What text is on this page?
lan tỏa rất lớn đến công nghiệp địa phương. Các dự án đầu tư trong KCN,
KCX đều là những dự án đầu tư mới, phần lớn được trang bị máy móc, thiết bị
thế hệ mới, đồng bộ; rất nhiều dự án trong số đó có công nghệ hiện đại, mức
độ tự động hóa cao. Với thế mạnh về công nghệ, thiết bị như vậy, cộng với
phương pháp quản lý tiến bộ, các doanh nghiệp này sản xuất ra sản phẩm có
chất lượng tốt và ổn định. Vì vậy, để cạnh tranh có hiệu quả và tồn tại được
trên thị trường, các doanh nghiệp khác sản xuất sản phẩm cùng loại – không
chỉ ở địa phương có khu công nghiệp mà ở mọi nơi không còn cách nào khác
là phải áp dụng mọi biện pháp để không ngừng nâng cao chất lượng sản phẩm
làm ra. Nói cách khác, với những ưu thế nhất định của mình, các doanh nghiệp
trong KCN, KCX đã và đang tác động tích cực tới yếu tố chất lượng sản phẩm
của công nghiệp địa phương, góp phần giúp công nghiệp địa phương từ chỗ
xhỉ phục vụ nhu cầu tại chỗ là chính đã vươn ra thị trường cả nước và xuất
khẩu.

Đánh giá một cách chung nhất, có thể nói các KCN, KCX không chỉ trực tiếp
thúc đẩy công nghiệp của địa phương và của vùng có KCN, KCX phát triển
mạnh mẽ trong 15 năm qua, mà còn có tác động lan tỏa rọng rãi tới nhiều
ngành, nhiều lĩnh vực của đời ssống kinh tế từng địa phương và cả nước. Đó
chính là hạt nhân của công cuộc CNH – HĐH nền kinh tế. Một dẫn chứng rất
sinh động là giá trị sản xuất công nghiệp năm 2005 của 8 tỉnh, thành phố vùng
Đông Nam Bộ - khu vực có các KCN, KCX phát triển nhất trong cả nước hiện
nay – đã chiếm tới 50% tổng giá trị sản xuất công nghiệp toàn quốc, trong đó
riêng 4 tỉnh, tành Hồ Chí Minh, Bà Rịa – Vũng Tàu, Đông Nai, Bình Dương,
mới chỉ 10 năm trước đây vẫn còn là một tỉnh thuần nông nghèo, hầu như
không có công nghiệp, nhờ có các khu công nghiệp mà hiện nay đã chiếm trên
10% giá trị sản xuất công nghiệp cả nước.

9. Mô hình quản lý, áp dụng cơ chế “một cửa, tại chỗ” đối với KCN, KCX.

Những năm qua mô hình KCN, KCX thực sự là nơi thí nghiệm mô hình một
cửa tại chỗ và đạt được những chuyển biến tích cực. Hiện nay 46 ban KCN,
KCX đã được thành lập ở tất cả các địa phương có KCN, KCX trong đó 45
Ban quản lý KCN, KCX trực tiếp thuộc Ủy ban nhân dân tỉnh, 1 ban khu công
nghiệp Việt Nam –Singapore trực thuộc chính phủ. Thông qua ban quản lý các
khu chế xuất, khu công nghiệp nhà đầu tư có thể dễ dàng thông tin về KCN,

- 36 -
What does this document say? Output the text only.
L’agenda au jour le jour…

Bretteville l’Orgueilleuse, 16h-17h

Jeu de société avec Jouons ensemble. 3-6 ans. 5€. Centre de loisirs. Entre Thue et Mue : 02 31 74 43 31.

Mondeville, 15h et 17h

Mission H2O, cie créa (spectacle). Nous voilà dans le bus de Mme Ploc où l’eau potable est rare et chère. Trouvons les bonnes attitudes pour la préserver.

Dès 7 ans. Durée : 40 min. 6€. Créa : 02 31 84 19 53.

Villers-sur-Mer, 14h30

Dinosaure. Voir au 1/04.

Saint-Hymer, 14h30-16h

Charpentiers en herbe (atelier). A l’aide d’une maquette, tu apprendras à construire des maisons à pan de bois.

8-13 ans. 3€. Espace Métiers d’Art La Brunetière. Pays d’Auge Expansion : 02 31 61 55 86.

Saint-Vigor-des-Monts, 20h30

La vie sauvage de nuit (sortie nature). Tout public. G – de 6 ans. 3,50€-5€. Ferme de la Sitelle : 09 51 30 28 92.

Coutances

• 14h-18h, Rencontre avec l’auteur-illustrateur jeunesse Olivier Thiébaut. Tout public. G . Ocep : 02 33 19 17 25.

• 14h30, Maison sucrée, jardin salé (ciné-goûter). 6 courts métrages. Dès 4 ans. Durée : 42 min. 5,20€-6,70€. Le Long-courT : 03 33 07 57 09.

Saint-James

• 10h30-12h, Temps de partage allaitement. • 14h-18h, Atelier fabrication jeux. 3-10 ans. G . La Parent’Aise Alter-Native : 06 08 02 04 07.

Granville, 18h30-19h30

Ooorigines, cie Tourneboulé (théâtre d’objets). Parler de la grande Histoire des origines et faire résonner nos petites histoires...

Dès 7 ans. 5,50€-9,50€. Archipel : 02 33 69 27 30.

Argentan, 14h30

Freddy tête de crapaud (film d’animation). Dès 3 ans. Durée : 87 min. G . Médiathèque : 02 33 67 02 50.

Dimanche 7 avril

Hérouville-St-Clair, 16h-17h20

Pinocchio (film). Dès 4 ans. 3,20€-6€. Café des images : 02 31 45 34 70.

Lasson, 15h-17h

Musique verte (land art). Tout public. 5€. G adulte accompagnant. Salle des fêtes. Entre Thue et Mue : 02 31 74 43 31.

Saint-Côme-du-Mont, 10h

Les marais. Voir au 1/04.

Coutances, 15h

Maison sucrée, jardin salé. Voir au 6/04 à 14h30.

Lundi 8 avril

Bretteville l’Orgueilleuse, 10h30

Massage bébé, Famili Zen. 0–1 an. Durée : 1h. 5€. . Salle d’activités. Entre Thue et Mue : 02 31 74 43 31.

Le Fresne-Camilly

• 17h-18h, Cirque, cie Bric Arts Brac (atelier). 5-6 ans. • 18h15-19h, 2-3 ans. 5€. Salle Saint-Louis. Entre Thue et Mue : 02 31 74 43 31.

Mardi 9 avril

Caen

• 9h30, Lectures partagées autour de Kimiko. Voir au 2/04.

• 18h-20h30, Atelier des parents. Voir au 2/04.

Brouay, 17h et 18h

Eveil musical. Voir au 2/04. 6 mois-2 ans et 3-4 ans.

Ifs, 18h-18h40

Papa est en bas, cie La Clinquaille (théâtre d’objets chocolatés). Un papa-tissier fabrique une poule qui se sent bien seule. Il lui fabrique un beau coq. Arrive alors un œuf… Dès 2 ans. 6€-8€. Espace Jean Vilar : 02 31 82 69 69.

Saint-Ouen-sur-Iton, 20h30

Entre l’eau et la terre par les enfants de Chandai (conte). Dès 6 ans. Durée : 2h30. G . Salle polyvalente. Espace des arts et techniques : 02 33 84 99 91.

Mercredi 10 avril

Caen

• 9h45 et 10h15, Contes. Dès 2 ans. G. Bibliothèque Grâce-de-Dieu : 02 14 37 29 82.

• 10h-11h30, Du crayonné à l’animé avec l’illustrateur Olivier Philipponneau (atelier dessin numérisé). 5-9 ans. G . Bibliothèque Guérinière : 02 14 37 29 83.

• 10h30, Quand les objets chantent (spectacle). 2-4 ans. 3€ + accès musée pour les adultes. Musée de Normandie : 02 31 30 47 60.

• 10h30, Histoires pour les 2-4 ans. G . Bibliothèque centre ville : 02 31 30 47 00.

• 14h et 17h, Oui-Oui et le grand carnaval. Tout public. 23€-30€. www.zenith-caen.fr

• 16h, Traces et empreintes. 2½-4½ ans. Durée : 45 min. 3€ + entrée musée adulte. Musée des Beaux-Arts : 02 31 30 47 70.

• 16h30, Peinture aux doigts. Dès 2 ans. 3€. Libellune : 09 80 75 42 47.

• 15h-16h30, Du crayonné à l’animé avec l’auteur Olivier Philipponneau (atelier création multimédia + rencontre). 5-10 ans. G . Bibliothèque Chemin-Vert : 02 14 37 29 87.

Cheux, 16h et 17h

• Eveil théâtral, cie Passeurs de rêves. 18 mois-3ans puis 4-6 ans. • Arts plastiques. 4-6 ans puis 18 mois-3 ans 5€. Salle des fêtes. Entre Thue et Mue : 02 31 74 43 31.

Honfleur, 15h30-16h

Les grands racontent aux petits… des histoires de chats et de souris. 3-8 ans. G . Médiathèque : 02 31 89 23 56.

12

* * *

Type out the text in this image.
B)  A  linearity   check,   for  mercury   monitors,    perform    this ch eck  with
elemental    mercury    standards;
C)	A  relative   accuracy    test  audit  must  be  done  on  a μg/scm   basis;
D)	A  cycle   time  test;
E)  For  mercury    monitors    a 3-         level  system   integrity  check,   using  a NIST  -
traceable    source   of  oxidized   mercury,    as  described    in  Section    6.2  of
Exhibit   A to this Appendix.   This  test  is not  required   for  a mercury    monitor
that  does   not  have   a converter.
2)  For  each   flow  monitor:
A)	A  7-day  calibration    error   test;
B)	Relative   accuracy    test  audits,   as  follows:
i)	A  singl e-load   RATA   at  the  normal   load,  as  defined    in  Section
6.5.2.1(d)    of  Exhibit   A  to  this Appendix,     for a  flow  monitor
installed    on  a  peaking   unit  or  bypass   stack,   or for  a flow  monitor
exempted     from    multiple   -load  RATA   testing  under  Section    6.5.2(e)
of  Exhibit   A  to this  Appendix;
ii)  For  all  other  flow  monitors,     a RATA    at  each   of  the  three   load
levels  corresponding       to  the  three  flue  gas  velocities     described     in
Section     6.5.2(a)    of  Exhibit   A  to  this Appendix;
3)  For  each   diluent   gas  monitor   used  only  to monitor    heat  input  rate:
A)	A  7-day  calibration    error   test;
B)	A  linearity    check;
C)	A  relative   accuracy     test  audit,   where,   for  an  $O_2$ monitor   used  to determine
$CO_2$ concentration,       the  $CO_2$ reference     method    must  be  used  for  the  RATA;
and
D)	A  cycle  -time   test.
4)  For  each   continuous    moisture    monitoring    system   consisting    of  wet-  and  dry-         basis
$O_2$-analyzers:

## To do
Give only the number of lines in the records that contain the string "khác".

## Task solution
3